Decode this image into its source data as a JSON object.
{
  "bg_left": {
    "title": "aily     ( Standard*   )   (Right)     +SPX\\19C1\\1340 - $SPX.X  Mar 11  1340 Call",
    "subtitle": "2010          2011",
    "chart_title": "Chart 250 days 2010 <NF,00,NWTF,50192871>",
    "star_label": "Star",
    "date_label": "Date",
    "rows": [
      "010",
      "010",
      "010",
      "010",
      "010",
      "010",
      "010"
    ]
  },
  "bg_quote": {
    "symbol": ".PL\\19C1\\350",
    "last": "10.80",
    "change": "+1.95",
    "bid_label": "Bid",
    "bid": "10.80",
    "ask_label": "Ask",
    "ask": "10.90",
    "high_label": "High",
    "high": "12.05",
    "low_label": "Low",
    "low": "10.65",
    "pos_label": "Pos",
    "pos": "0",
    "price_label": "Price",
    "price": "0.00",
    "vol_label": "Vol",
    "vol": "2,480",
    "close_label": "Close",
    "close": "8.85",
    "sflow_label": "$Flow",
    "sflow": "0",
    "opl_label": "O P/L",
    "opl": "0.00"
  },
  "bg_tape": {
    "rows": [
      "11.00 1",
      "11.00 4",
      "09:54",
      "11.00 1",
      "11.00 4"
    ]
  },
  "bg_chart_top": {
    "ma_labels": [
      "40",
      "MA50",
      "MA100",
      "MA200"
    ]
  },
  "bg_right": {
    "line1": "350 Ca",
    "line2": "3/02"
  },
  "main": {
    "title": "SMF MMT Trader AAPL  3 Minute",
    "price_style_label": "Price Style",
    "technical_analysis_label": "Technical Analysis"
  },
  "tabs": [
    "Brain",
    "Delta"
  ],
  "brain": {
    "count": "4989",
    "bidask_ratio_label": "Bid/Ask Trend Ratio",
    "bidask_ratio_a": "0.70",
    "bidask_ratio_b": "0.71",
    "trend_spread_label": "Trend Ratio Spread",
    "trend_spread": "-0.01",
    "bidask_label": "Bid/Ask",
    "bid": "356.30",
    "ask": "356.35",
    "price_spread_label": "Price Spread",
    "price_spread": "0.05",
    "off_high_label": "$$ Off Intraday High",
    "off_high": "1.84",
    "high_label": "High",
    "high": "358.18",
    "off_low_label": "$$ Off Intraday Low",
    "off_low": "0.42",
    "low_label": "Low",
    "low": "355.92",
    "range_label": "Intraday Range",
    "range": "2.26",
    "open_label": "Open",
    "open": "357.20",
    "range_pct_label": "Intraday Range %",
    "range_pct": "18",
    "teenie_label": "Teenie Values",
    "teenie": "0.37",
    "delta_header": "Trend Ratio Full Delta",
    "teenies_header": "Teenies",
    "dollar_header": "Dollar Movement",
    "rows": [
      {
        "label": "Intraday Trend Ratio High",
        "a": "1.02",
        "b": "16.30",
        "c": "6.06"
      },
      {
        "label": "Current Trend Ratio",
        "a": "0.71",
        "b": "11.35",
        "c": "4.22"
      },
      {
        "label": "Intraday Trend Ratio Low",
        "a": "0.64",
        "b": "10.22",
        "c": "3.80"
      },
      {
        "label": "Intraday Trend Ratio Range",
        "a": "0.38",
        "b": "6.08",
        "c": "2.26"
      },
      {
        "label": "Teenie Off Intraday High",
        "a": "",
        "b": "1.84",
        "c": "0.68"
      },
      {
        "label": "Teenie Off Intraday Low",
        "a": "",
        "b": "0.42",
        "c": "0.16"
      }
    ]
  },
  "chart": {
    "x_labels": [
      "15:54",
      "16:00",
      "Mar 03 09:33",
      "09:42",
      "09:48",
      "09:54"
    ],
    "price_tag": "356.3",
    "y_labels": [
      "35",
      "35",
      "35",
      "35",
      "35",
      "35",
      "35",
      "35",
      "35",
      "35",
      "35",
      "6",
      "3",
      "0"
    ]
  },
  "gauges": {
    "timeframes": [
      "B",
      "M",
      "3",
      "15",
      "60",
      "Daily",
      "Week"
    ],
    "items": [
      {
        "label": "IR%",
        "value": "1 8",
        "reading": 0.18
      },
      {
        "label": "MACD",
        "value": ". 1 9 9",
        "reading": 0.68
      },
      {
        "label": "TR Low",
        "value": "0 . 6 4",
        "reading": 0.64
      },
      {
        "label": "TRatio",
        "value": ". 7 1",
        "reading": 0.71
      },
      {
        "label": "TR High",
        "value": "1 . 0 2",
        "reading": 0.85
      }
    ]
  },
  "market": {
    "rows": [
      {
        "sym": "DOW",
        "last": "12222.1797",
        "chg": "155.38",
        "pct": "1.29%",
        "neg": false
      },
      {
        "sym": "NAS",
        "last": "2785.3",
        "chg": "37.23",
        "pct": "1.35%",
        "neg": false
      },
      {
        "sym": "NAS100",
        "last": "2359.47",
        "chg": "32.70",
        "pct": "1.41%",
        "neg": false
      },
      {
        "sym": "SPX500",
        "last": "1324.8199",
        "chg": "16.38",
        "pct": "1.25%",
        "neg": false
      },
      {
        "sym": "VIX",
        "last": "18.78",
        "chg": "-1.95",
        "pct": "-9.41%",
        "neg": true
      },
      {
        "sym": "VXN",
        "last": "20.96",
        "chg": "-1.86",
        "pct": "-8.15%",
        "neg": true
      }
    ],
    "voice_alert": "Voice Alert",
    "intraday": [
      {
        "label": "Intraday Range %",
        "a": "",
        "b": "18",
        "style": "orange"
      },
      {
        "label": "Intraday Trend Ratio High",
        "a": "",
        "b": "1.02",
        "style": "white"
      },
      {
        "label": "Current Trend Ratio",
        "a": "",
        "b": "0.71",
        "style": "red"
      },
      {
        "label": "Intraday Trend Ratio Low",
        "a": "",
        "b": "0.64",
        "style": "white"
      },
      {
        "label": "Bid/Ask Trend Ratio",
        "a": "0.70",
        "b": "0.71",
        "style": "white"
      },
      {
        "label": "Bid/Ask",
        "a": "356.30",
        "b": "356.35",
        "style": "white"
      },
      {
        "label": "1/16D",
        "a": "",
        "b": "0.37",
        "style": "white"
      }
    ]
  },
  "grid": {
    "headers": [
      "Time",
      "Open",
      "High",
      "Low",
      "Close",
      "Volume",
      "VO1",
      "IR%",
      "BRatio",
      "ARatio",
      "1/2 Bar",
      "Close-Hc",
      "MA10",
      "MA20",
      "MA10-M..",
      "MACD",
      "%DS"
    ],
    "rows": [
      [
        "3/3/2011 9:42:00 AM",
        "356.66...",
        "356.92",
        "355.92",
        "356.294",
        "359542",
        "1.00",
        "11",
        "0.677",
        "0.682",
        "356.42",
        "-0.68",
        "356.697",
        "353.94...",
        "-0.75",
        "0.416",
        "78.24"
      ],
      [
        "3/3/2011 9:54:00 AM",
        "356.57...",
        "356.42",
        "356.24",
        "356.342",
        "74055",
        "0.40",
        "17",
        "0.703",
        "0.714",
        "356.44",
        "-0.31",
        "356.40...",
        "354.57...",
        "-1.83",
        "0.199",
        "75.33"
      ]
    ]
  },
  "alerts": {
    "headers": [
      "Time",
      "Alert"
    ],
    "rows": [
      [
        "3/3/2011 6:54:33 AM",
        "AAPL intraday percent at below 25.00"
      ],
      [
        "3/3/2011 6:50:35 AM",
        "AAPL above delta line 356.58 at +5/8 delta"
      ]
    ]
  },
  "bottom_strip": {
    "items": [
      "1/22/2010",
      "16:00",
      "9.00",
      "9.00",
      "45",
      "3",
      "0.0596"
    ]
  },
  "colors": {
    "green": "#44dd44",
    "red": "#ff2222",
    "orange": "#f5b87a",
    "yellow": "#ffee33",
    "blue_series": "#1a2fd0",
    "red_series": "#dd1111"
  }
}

--

Reproduce every entry shown above, precisely as it stands.

Expected answer
Decode this image into its source data as a JSON object.
{
  "bg_left": {
    "title": "aily     ( Standard*   )   (Right)     +SPX\\19C1\\1340 - $SPX.X  Mar 11  1340 Call",
    "subtitle": "2010          2011",
    "chart_title": "Chart 250 days 2010 <NF,00,NWTF,50192871>",
    "star_label": "Star",
    "date_label": "Date",
    "rows": [
      "010",
      "010",
      "010",
      "010",
      "010",
      "010",
      "010"
    ]
  },
  "bg_quote": {
    "symbol": ".PL\\19C1\\350",
    "last": "10.80",
    "change": "+1.95",
    "bid_label": "Bid",
    "bid": "10.80",
    "ask_label": "Ask",
    "ask": "10.90",
    "high_label": "High",
    "high": "12.05",
    "low_label": "Low",
    "low": "10.65",
    "pos_label": "Pos",
    "pos": "0",
    "price_label": "Price",
    "price": "0.00",
    "vol_label": "Vol",
    "vol": "2,480",
    "close_label": "Close",
    "close": "8.85",
    "sflow_label": "$Flow",
    "sflow": "0",
    "opl_label": "O P/L",
    "opl": "0.00"
  },
  "bg_tape": {
    "rows": [
      "11.00 1",
      "11.00 4",
      "09:54",
      "11.00 1",
      "11.00 4"
    ]
  },
  "bg_chart_top": {
    "ma_labels": [
      "40",
      "MA50",
      "MA100",
      "MA200"
    ]
  },
  "bg_right": {
    "line1": "350 Ca",
    "line2": "3/02"
  },
  "main": {
    "title": "SMF MMT Trader AAPL  3 Minute",
    "price_style_label": "Price Style",
    "technical_analysis_label": "Technical Analysis"
  },
  "tabs": [
    "Brain",
    "Delta"
  ],
  "brain": {
    "count": "4989",
    "bidask_ratio_label": "Bid/Ask Trend Ratio",
    "bidask_ratio_a": "0.70",
    "bidask_ratio_b": "0.71",
    "trend_spread_label": "Trend Ratio Spread",
    "trend_spread": "-0.01",
    "bidask_label": "Bid/Ask",
    "bid": "356.30",
    "ask": "356.35",
    "price_spread_label": "Price Spread",
    "price_spread": "0.05",
    "off_high_label": "$$ Off Intraday High",
    "off_high": "1.84",
    "high_label": "High",
    "high": "358.18",
    "off_low_label": "$$ Off Intraday Low",
    "off_low": "0.42",
    "low_label": "Low",
    "low": "355.92",
    "range_label": "Intraday Range",
    "range": "2.26",
    "open_label": "Open",
    "open": "357.20",
    "range_pct_label": "Intraday Range %",
    "range_pct": "18",
    "teenie_label": "Teenie Values",
    "teenie": "0.37",
    "delta_header": "Trend Ratio Full Delta",
    "teenies_header": "Teenies",
    "dollar_header": "Dollar Movement",
    "rows": [
      {
        "label": "Intraday Trend Ratio High",
        "a": "1.02",
        "b": "16.30",
        "c": "6.06"
      },
      {
        "label": "Current Trend Ratio",
        "a": "0.71",
        "b": "11.35",
        "c": "4.22"
      },
      {
        "label": "Intraday Trend Ratio Low",
        "a": "0.64",
        "b": "10.22",
        "c": "3.80"
      },
      {
        "label": "Intraday Trend Ratio Range",
        "a": "0.38",
        "b": "6.08",
        "c": "2.26"
      },
      {
        "label": "Teenie Off Intraday High",
        "a": "",
        "b": "1.84",
        "c": "0.68"
      },
      {
        "label": "Teenie Off Intraday Low",
        "a": "",
        "b": "0.42",
        "c": "0.16"
      }
    ]
  },
  "chart": {
    "x_labels": [
      "15:54",
      "16:00",
      "Mar 03 09:33",
      "09:42",
      "09:48",
      "09:54"
    ],
    "price_tag": "356.3",
    "y_labels": [
      "35",
      "35",
      "35",
      "35",
      "35",
      "35",
      "35",
      "35",
      "35",
      "35",
      "35",
      "6",
      "3",
      "0"
    ]
  },
  "gauges": {
    "timeframes": [
      "B",
      "M",
      "3",
      "15",
      "60",
      "Daily",
      "Week"
    ],
    "items": [
      {
        "label": "IR%",
        "value": "1 8",
        "reading": 0.18
      },
      {
        "label": "MACD",
        "value": ". 1 9 9",
        "reading": 0.68
      },
      {
        "label": "TR Low",
        "value": "0 . 6 4",
        "reading": 0.64
      },
      {
        "label": "TRatio",
        "value": ". 7 1",
        "reading": 0.71
      },
      {
        "label": "TR High",
        "value": "1 . 0 2",
        "reading": 0.85
      }
    ]
  },
  "market": {
    "rows": [
      {
        "sym": "DOW",
        "last": "12222.1797",
        "chg": "155.38",
        "pct": "1.29%",
        "neg": false
      },
      {
        "sym": "NAS",
        "last": "2785.3",
        "chg": "37.23",
        "pct": "1.35%",
        "neg": false
      },
      {
        "sym": "NAS100",
        "last": "2359.47",
        "chg": "32.70",
        "pct": "1.41%",
        "neg": false
      },
      {
        "sym": "SPX500",
        "last": "1324.8199",
        "chg": "16.38",
        "pct": "1.25%",
        "neg": false
      },
      {
        "sym": "VIX",
        "last": "18.78",
        "chg": "-1.95",
        "pct": "-9.41%",
        "neg": true
      },
      {
        "sym": "VXN",
        "last": "20.96",
        "chg": "-1.86",
        "pct": "-8.15%",
        "neg": true
      }
    ],
    "voice_alert": "Voice Alert",
    "intraday": [
      {
        "label": "Intraday Range %",
        "a": "",
        "b": "18",
        "style": "orange"
      },
      {
        "label": "Intraday Trend Ratio High",
        "a": "",
        "b": "1.02",
        "style": "white"
      },
      {
        "label": "Current Trend Ratio",
        "a": "",
        "b": "0.71",
        "style": "red"
      },
      {
        "label": "Intraday Trend Ratio Low",
        "a": "",
        "b": "0.64",
        "style": "white"
      },
      {
        "label": "Bid/Ask Trend Ratio",
        "a": "0.70",
        "b": "0.71",
        "style": "white"
      },
      {
        "label": "Bid/Ask",
        "a": "356.30",
        "b": "356.35",
        "style": "white"
      },
      {
        "label": "1/16D",
        "a": "",
        "b": "0.37",
        "style": "white"
      }
    ]
  },
  "grid": {
    "headers": [
      "Time",
      "Open",
      "High",
      "Low",
      "Close",
      "Volume",
      "VO1",
      "IR%",
      "BRatio",
      "ARatio",
      "1/2 Bar",
      "Close-Hc",
      "MA10",
      "MA20",
      "MA10-M..",
      "MACD",
      "%DS"
    ],
    "rows": [
      [
        "3/3/2011 9:42:00 AM",
        "356.66...",
        "356.92",
        "355.92",
        "356.294",
        "359542",
        "1.00",
        "11",
        "0.677",
        "0.682",
        "356.42",
        "-0.68",
        "356.697",
        "353.94...",
        "-0.75",
        "0.416",
        "78.24"
      ],
      [
        "3/3/2011 9:54:00 AM",
        "356.57...",
        "356.42",
        "356.24",
        "356.342",
        "74055",
        "0.40",
        "17",
        "0.703",
        "0.714",
        "356.44",
        "-0.31",
        "356.40...",
        "354.57...",
        "-1.83",
        "0.199",
        "75.33"
      ]
    ]
  },
  "alerts": {
    "headers": [
      "Time",
      "Alert"
    ],
    "rows": [
      [
        "3/3/2011 6:54:33 AM",
        "AAPL intraday percent at below 25.00"
      ],
      [
        "3/3/2011 6:50:35 AM",
        "AAPL above delta line 356.58 at +5/8 delta"
      ]
    ]
  },
  "bottom_strip": {
    "items": [
      "1/22/2010",
      "16:00",
      "9.00",
      "9.00",
      "45",
      "3",
      "0.0596"
    ]
  },
  "colors": {
    "green": "#44dd44",
    "red": "#ff2222",
    "orange": "#f5b87a",
    "yellow": "#ffee33",
    "blue_series": "#1a2fd0",
    "red_series": "#dd1111"
  }
}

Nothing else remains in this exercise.